A Constituição Federal estabelece, no art. 5, inciso LX, que “a lei só poderá restringir a publicidade dos atos processuais quando a defesa da intimidade ou o interesse social o exigirem”. Em regra, vigora em nosso ordenamento jurídico a publicidade processual, que só poderá ser restringida em situações que afetem a intimidade ou o interesse social.

Nesse cenário, a investigação e o processo penal, em regra, devem ser públicos. É direito da sociedade ter ciência do andamento da persecução penal, como mecanismo de controle de sua eficiência. Em determinados casos, poderá ser decretado o sigilo da investigação, quando, por exemplo, a medida for necessária para o efetivo andamento da investigação ou englobar dados e/ou informações de caráter sigiloso, como é o caso do conteúdo resultante, por exemplo, de quebras de sigilos bancários e fiscais, que se enquadram no âmbito da intimidade dos investigados. Nestes casos, porém, o sigilo deverá ser o mínimo necessário, subsumindo-se apenas aos dados resultantes das quebras.[1]

O sigilo dos dados de uma investigação também pode ser resultante de um acordo de colaboração premiada, conforme dispõe o art. 5.º, §3.º da Lei 12.850/2013:

“Art. 5. (…)

  • 3º O acordo de colaboração premiada e os depoimentos do colaborador serão mantidos em sigilo até o recebimento da denúncia ou da queixa-crime, sendo vedado ao magistrado decidir por sua publicidade em qualquer hipótese.”

Os dados do acordo de colaboração serão mantidos em sigilo até o recebimento da denúncia ou queixa referente aos relatos apresentados, sendo vedado ao magistrado decidir por sua publicidade em qualquer hipótese.

Porém, o sigilo total do acordo de colaboração premiada, inclusive do termo do pacto, só será afastado com o recebimento da denúncia ou queixa, ou com o fim da persecução penal (ex: arquivamento da investigação), de todos os feitos decorrentes da colaboração.

Por outro lado, a previsão normativa do art. 5.º, §3.º da Lei 12.850/2013 deve ser conciliada com o enunciado de súmula vinculante n.º 14, que dispõe: “É direito do defensor, no interesse do representado, ter acesso amplo aos elementos de prova que, já documentados em procedimento investigatório realizado por órgão com competência de polícia judiciária, digam respeito ao exercício do direito de defesa.”

■ LINHAS FORNECIDAS:
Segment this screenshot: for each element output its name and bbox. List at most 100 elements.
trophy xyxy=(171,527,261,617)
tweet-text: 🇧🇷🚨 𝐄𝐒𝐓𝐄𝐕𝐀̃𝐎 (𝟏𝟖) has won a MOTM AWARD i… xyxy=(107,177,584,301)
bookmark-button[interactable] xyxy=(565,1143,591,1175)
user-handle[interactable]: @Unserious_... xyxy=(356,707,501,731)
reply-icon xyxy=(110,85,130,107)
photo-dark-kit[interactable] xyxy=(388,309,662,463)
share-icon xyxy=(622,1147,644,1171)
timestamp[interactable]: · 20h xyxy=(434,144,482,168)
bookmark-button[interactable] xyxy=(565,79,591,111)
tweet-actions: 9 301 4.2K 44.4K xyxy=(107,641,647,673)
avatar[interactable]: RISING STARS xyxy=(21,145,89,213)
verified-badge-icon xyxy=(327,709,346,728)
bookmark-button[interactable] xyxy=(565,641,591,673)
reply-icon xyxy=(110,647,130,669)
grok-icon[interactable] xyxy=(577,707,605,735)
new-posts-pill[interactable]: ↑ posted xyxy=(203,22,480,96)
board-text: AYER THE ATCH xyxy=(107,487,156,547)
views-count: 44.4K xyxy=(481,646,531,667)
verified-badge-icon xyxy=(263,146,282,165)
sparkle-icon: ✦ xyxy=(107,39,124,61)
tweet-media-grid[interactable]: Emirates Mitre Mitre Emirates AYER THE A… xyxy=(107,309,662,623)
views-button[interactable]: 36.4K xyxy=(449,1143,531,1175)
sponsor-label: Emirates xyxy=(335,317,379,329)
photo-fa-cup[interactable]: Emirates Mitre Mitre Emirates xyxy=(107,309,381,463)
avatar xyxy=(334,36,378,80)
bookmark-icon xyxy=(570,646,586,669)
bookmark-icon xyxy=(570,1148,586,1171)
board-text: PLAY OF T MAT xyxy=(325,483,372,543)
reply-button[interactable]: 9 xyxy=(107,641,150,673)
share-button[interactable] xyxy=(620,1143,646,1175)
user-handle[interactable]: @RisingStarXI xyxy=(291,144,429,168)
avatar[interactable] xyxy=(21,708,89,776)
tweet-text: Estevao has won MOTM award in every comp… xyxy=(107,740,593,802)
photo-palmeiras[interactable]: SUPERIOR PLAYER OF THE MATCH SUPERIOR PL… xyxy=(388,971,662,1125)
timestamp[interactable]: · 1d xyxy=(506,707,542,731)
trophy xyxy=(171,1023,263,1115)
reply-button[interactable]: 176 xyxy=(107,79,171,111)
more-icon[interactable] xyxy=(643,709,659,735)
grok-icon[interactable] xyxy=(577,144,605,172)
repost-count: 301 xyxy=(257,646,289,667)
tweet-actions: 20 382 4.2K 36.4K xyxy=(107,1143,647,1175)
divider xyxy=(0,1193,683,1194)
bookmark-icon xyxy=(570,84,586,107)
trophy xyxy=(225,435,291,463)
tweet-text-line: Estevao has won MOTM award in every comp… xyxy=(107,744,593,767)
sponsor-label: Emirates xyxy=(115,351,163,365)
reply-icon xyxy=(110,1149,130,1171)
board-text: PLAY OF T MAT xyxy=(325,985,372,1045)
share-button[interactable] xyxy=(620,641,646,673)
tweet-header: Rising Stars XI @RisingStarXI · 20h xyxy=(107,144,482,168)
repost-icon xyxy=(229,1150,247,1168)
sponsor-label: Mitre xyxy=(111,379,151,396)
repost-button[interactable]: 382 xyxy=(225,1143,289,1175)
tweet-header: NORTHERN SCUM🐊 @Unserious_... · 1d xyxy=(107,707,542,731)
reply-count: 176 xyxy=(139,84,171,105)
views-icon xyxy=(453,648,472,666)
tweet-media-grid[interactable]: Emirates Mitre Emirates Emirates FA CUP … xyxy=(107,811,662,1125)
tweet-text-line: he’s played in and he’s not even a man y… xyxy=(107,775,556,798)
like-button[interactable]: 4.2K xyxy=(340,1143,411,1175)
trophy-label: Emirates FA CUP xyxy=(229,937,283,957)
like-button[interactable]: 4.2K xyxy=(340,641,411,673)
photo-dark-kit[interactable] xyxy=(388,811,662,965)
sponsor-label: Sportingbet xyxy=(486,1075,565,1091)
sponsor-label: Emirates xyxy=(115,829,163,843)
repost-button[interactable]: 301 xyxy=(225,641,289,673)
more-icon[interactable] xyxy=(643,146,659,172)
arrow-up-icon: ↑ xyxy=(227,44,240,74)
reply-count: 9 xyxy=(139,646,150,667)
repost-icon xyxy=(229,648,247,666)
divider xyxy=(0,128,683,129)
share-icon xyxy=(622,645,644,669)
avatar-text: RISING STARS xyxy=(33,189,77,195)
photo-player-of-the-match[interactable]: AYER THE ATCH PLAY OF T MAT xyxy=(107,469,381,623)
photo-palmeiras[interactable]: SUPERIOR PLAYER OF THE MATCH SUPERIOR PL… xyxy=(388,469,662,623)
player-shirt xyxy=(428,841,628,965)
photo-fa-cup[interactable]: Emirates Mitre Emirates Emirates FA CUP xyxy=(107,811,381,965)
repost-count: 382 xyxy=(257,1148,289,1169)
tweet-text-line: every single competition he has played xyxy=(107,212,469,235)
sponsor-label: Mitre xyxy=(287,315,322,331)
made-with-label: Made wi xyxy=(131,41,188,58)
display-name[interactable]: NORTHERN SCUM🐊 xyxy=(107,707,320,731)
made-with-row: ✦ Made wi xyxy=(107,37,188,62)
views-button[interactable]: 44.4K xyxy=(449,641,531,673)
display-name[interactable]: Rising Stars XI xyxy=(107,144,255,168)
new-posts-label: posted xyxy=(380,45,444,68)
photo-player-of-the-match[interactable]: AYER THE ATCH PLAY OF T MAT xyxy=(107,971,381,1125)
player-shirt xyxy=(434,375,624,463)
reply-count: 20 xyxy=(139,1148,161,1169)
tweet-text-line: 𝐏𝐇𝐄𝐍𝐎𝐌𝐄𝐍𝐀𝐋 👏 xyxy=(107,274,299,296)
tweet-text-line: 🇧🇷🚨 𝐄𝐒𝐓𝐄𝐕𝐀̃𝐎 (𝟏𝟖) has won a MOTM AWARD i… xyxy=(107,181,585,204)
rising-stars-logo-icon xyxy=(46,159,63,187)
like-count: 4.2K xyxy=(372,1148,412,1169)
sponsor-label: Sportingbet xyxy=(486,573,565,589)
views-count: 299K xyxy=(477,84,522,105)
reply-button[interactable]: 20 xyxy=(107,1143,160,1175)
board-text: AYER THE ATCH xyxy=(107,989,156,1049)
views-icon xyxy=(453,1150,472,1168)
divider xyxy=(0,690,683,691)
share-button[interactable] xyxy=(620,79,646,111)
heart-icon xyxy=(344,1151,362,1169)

■ PROBLEMAS E TAREFAS:
**1)** Transcreva literalmente o trecho sobre sigilo processual, começando nas palavras "Os dados do" e parando depois de "decorrentes da colaboração.".
**2)** Por favor, indique se cada afirmação abaixo está de acordo com o trecho sobre sigilo processual, respondendo sim ou não e citando as palavras exatas do trecho que decidem a questão.
(a) O magistrado pode decidir pela publicidade do acordo de colaboração premiada antes do recebimento da denúncia.
(b) Em regra, a investigação e o processo penal devem ser públicos.
(c) Quando decretado, o sigilo deve abranger o máximo possível da investigação.
**3)** Segundo o trecho sobre sigilo processual, qual inciso do art. 5 da Constituição Federal trata da restrição da publicidade dos atos processuais?

■ RESPOSTAS POR TAREFA:
**1)**
Os dados do acordo de colaboração serão mantidos em sigilo até o recebimento da denúncia ou queixa referente aos relatos apresentados, sendo vedado ao magistrado decidir por sua publicidade em qualquer hipótese.

Porém, o sigilo total do acordo de colaboração premiada, inclusive do termo do pacto, só será afastado com o recebimento da denúncia ou queixa, ou com o fim da persecução penal (ex: arquivamento da investigação), de todos os feitos decorrentes da colaboração.

**2)**
(a) Não: "sendo vedado ao magistrado decidir por sua publicidade em qualquer hipótese".
(b) Sim: "a investigação e o processo penal, em regra, devem ser públicos".
(c) Não: "o sigilo deverá ser o mínimo necessário".

**3)** O inciso LX.